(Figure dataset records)
-- Start --

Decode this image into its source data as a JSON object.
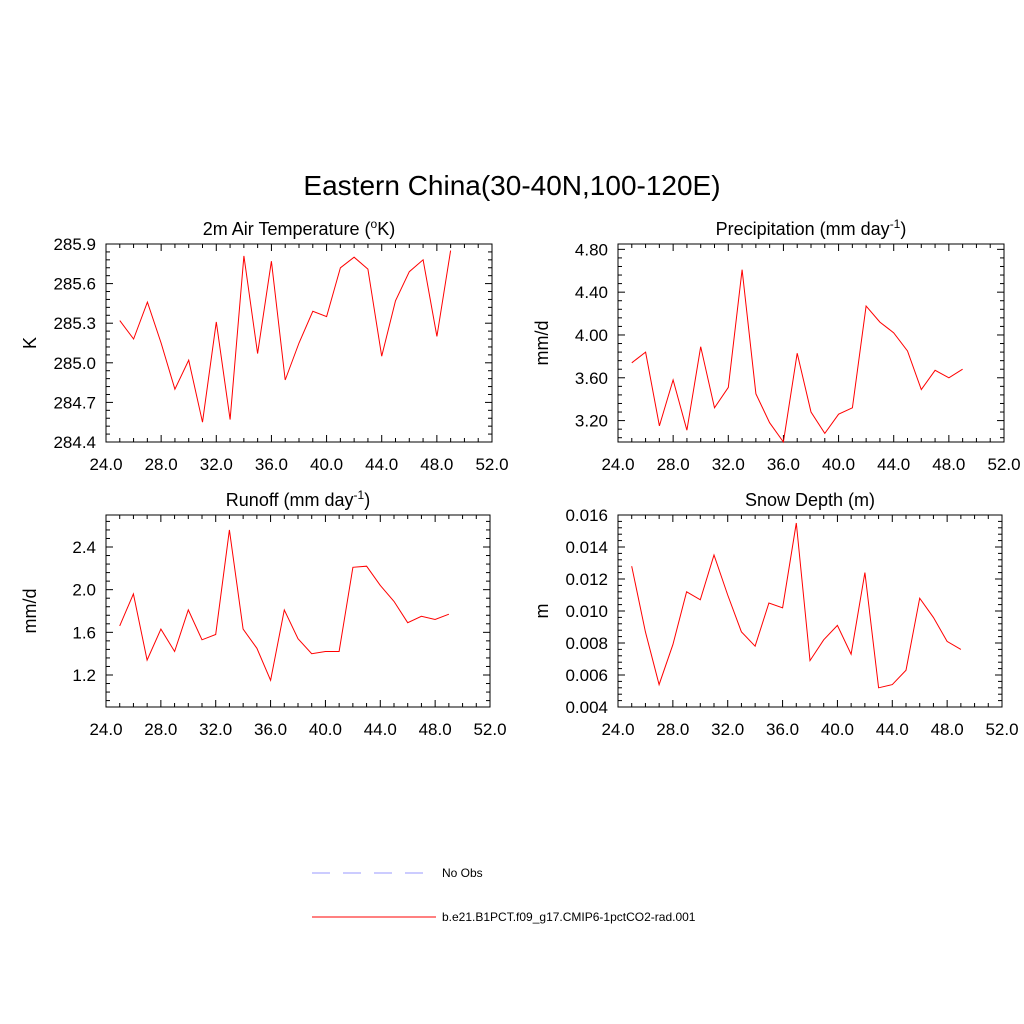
{
  "figure": {
    "title": "Eastern China(30-40N,100-120E)",
    "legend": [
      {
        "label": "No Obs",
        "color": "#9999ff",
        "style": "dashed"
      },
      {
        "label": "b.e21.B1PCT.f09_g17.CMIP6-1pctCO2-rad.001",
        "color": "#ff0000",
        "style": "solid"
      }
    ]
  },
  "chart_data": [
    {
      "type": "line",
      "title": "2m Air Temperature (",
      "title_sup": "o",
      "title_tail": "K)",
      "ylabel": "K",
      "xlim": [
        24,
        52
      ],
      "ylim": [
        284.4,
        285.9
      ],
      "xticks": [
        "24.0",
        "28.0",
        "32.0",
        "36.0",
        "40.0",
        "44.0",
        "48.0",
        "52.0"
      ],
      "yticks": [
        "284.4",
        "284.7",
        "285.0",
        "285.3",
        "285.6",
        "285.9"
      ],
      "x": [
        25,
        26,
        27,
        28,
        29,
        30,
        31,
        32,
        33,
        34,
        35,
        36,
        37,
        38,
        39,
        40,
        41,
        42,
        43,
        44,
        45,
        46,
        47,
        48,
        49
      ],
      "series": [
        {
          "color": "#ff0000",
          "values": [
            285.32,
            285.18,
            285.46,
            285.15,
            284.8,
            285.02,
            284.55,
            285.31,
            284.57,
            285.81,
            285.07,
            285.77,
            284.87,
            285.15,
            285.39,
            285.35,
            285.72,
            285.8,
            285.71,
            285.05,
            285.47,
            285.69,
            285.78,
            285.2,
            285.85
          ]
        }
      ]
    },
    {
      "type": "line",
      "title": "Precipitation (mm day",
      "title_sup": "-1",
      "title_tail": ")",
      "ylabel": "mm/d",
      "xlim": [
        24,
        52
      ],
      "ylim": [
        3.0,
        4.85
      ],
      "xticks": [
        "24.0",
        "28.0",
        "32.0",
        "36.0",
        "40.0",
        "44.0",
        "48.0",
        "52.0"
      ],
      "yticks": [
        "3.20",
        "3.60",
        "4.00",
        "4.40",
        "4.80"
      ],
      "x": [
        25,
        26,
        27,
        28,
        29,
        30,
        31,
        32,
        33,
        34,
        35,
        36,
        37,
        38,
        39,
        40,
        41,
        42,
        43,
        44,
        45,
        46,
        47,
        48,
        49
      ],
      "series": [
        {
          "color": "#ff0000",
          "values": [
            3.74,
            3.84,
            3.15,
            3.58,
            3.11,
            3.89,
            3.32,
            3.51,
            4.61,
            3.45,
            3.18,
            3.0,
            3.83,
            3.28,
            3.08,
            3.26,
            3.32,
            4.27,
            4.12,
            4.02,
            3.85,
            3.49,
            3.67,
            3.6,
            3.68
          ]
        }
      ]
    },
    {
      "type": "line",
      "title": "Runoff (mm day",
      "title_sup": "-1",
      "title_tail": ")",
      "ylabel": "mm/d",
      "xlim": [
        24,
        52
      ],
      "ylim": [
        0.9,
        2.7
      ],
      "xticks": [
        "24.0",
        "28.0",
        "32.0",
        "36.0",
        "40.0",
        "44.0",
        "48.0",
        "52.0"
      ],
      "yticks": [
        "1.2",
        "1.6",
        "2.0",
        "2.4"
      ],
      "x": [
        25,
        26,
        27,
        28,
        29,
        30,
        31,
        32,
        33,
        34,
        35,
        36,
        37,
        38,
        39,
        40,
        41,
        42,
        43,
        44,
        45,
        46,
        47,
        48,
        49
      ],
      "series": [
        {
          "color": "#ff0000",
          "values": [
            1.66,
            1.96,
            1.34,
            1.63,
            1.42,
            1.81,
            1.53,
            1.58,
            2.56,
            1.63,
            1.45,
            1.15,
            1.81,
            1.54,
            1.4,
            1.42,
            1.42,
            2.21,
            2.22,
            2.04,
            1.89,
            1.69,
            1.75,
            1.72,
            1.77
          ]
        }
      ]
    },
    {
      "type": "line",
      "title": "Snow Depth (m)",
      "title_sup": "",
      "title_tail": "",
      "ylabel": "m",
      "xlim": [
        24,
        52
      ],
      "ylim": [
        0.004,
        0.016
      ],
      "xticks": [
        "24.0",
        "28.0",
        "32.0",
        "36.0",
        "40.0",
        "44.0",
        "48.0",
        "52.0"
      ],
      "yticks": [
        "0.004",
        "0.006",
        "0.008",
        "0.010",
        "0.012",
        "0.014",
        "0.016"
      ],
      "x": [
        25,
        26,
        27,
        28,
        29,
        30,
        31,
        32,
        33,
        34,
        35,
        36,
        37,
        38,
        39,
        40,
        41,
        42,
        43,
        44,
        45,
        46,
        47,
        48,
        49
      ],
      "series": [
        {
          "color": "#ff0000",
          "values": [
            0.0128,
            0.0087,
            0.0054,
            0.0079,
            0.0112,
            0.0107,
            0.0135,
            0.011,
            0.0087,
            0.0078,
            0.0105,
            0.0102,
            0.0155,
            0.0069,
            0.0082,
            0.0091,
            0.0073,
            0.0124,
            0.0052,
            0.0054,
            0.0063,
            0.0108,
            0.0096,
            0.0081,
            0.0076
          ]
        }
      ]
    }
  ]
}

-- End --

Print each of the records above exactly as written, leaving no picture in the copy.

Decode this image into its source data as a JSON object.
{
  "figure": {
    "title": "Eastern China(30-40N,100-120E)",
    "legend": [
      {
        "label": "No Obs",
        "color": "#9999ff",
        "style": "dashed"
      },
      {
        "label": "b.e21.B1PCT.f09_g17.CMIP6-1pctCO2-rad.001",
        "color": "#ff0000",
        "style": "solid"
      }
    ]
  },
  "chart_data": [
    {
      "type": "line",
      "title": "2m Air Temperature (",
      "title_sup": "o",
      "title_tail": "K)",
      "ylabel": "K",
      "xlim": [
        24,
        52
      ],
      "ylim": [
        284.4,
        285.9
      ],
      "xticks": [
        "24.0",
        "28.0",
        "32.0",
        "36.0",
        "40.0",
        "44.0",
        "48.0",
        "52.0"
      ],
      "yticks": [
        "284.4",
        "284.7",
        "285.0",
        "285.3",
        "285.6",
        "285.9"
      ],
      "x": [
        25,
        26,
        27,
        28,
        29,
        30,
        31,
        32,
        33,
        34,
        35,
        36,
        37,
        38,
        39,
        40,
        41,
        42,
        43,
        44,
        45,
        46,
        47,
        48,
        49
      ],
      "series": [
        {
          "color": "#ff0000",
          "values": [
            285.32,
            285.18,
            285.46,
            285.15,
            284.8,
            285.02,
            284.55,
            285.31,
            284.57,
            285.81,
            285.07,
            285.77,
            284.87,
            285.15,
            285.39,
            285.35,
            285.72,
            285.8,
            285.71,
            285.05,
            285.47,
            285.69,
            285.78,
            285.2,
            285.85
          ]
        }
      ]
    },
    {
      "type": "line",
      "title": "Precipitation (mm day",
      "title_sup": "-1",
      "title_tail": ")",
      "ylabel": "mm/d",
      "xlim": [
        24,
        52
      ],
      "ylim": [
        3.0,
        4.85
      ],
      "xticks": [
        "24.0",
        "28.0",
        "32.0",
        "36.0",
        "40.0",
        "44.0",
        "48.0",
        "52.0"
      ],
      "yticks": [
        "3.20",
        "3.60",
        "4.00",
        "4.40",
        "4.80"
      ],
      "x": [
        25,
        26,
        27,
        28,
        29,
        30,
        31,
        32,
        33,
        34,
        35,
        36,
        37,
        38,
        39,
        40,
        41,
        42,
        43,
        44,
        45,
        46,
        47,
        48,
        49
      ],
      "series": [
        {
          "color": "#ff0000",
          "values": [
            3.74,
            3.84,
            3.15,
            3.58,
            3.11,
            3.89,
            3.32,
            3.51,
            4.61,
            3.45,
            3.18,
            3.0,
            3.83,
            3.28,
            3.08,
            3.26,
            3.32,
            4.27,
            4.12,
            4.02,
            3.85,
            3.49,
            3.67,
            3.6,
            3.68
          ]
        }
      ]
    },
    {
      "type": "line",
      "title": "Runoff (mm day",
      "title_sup": "-1",
      "title_tail": ")",
      "ylabel": "mm/d",
      "xlim": [
        24,
        52
      ],
      "ylim": [
        0.9,
        2.7
      ],
      "xticks": [
        "24.0",
        "28.0",
        "32.0",
        "36.0",
        "40.0",
        "44.0",
        "48.0",
        "52.0"
      ],
      "yticks": [
        "1.2",
        "1.6",
        "2.0",
        "2.4"
      ],
      "x": [
        25,
        26,
        27,
        28,
        29,
        30,
        31,
        32,
        33,
        34,
        35,
        36,
        37,
        38,
        39,
        40,
        41,
        42,
        43,
        44,
        45,
        46,
        47,
        48,
        49
      ],
      "series": [
        {
          "color": "#ff0000",
          "values": [
            1.66,
            1.96,
            1.34,
            1.63,
            1.42,
            1.81,
            1.53,
            1.58,
            2.56,
            1.63,
            1.45,
            1.15,
            1.81,
            1.54,
            1.4,
            1.42,
            1.42,
            2.21,
            2.22,
            2.04,
            1.89,
            1.69,
            1.75,
            1.72,
            1.77
          ]
        }
      ]
    },
    {
      "type": "line",
      "title": "Snow Depth (m)",
      "title_sup": "",
      "title_tail": "",
      "ylabel": "m",
      "xlim": [
        24,
        52
      ],
      "ylim": [
        0.004,
        0.016
      ],
      "xticks": [
        "24.0",
        "28.0",
        "32.0",
        "36.0",
        "40.0",
        "44.0",
        "48.0",
        "52.0"
      ],
      "yticks": [
        "0.004",
        "0.006",
        "0.008",
        "0.010",
        "0.012",
        "0.014",
        "0.016"
      ],
      "x": [
        25,
        26,
        27,
        28,
        29,
        30,
        31,
        32,
        33,
        34,
        35,
        36,
        37,
        38,
        39,
        40,
        41,
        42,
        43,
        44,
        45,
        46,
        47,
        48,
        49
      ],
      "series": [
        {
          "color": "#ff0000",
          "values": [
            0.0128,
            0.0087,
            0.0054,
            0.0079,
            0.0112,
            0.0107,
            0.0135,
            0.011,
            0.0087,
            0.0078,
            0.0105,
            0.0102,
            0.0155,
            0.0069,
            0.0082,
            0.0091,
            0.0073,
            0.0124,
            0.0052,
            0.0054,
            0.0063,
            0.0108,
            0.0096,
            0.0081,
            0.0076
          ]
        }
      ]
    }
  ]
}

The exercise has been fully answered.